(Stored records)
──────────
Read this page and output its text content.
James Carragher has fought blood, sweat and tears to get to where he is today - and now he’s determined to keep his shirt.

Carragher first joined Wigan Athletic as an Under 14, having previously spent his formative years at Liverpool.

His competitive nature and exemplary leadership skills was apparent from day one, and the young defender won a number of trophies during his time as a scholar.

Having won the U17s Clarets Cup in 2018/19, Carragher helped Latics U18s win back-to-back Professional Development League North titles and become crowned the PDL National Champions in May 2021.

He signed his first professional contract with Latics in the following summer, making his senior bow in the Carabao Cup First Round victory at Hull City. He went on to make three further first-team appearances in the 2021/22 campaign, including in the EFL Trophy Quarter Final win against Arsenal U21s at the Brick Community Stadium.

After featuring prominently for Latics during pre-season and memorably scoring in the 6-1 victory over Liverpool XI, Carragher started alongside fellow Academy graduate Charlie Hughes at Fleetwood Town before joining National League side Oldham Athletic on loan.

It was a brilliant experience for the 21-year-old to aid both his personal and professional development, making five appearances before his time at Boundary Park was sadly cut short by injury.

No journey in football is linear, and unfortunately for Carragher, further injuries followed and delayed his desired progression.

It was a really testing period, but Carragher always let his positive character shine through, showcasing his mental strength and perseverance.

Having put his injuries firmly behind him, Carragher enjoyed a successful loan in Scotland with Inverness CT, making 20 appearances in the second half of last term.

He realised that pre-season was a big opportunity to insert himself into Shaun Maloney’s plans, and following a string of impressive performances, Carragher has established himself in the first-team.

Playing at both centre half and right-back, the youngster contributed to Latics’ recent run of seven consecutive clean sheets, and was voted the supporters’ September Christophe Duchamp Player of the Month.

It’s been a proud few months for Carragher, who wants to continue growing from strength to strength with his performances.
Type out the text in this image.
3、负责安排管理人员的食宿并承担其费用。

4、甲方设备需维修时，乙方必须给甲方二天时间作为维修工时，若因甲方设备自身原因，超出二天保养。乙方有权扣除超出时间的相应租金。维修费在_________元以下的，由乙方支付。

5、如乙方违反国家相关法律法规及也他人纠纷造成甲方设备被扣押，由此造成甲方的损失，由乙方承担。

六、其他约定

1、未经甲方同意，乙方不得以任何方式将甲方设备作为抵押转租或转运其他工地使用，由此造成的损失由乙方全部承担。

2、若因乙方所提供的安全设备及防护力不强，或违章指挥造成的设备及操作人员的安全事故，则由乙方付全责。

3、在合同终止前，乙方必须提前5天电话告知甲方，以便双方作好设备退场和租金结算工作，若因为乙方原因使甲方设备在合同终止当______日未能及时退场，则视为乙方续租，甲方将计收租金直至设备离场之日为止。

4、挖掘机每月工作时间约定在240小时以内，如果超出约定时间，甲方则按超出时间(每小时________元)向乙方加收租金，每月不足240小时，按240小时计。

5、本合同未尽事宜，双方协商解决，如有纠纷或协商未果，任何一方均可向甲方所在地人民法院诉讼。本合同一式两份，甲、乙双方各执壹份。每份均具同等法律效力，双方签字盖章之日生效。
──────────
• _What is asked_:
Set out exactly the run of lines that begins at the line holding "Type out the text in this image." and ends at the last line of the data.

• _Exercise answer_:
Type out the text in this image.
3、负责安排管理人员的食宿并承担其费用。

4、甲方设备需维修时，乙方必须给甲方二天时间作为维修工时，若因甲方设备自身原因，超出二天保养。乙方有权扣除超出时间的相应租金。维修费在_________元以下的，由乙方支付。

5、如乙方违反国家相关法律法规及也他人纠纷造成甲方设备被扣押，由此造成甲方的损失，由乙方承担。

六、其他约定

1、未经甲方同意，乙方不得以任何方式将甲方设备作为抵押转租或转运其他工地使用，由此造成的损失由乙方全部承担。

2、若因乙方所提供的安全设备及防护力不强，或违章指挥造成的设备及操作人员的安全事故，则由乙方付全责。

3、在合同终止前，乙方必须提前5天电话告知甲方，以便双方作好设备退场和租金结算工作，若因为乙方原因使甲方设备在合同终止当______日未能及时退场，则视为乙方续租，甲方将计收租金直至设备离场之日为止。

4、挖掘机每月工作时间约定在240小时以内，如果超出约定时间，甲方则按超出时间(每小时________元)向乙方加收租金，每月不足240小时，按240小时计。

5、本合同未尽事宜，双方协商解决，如有纠纷或协商未果，任何一方均可向甲方所在地人民法院诉讼。本合同一式两份，甲、乙双方各执壹份。每份均具同等法律效力，双方签字盖章之日生效。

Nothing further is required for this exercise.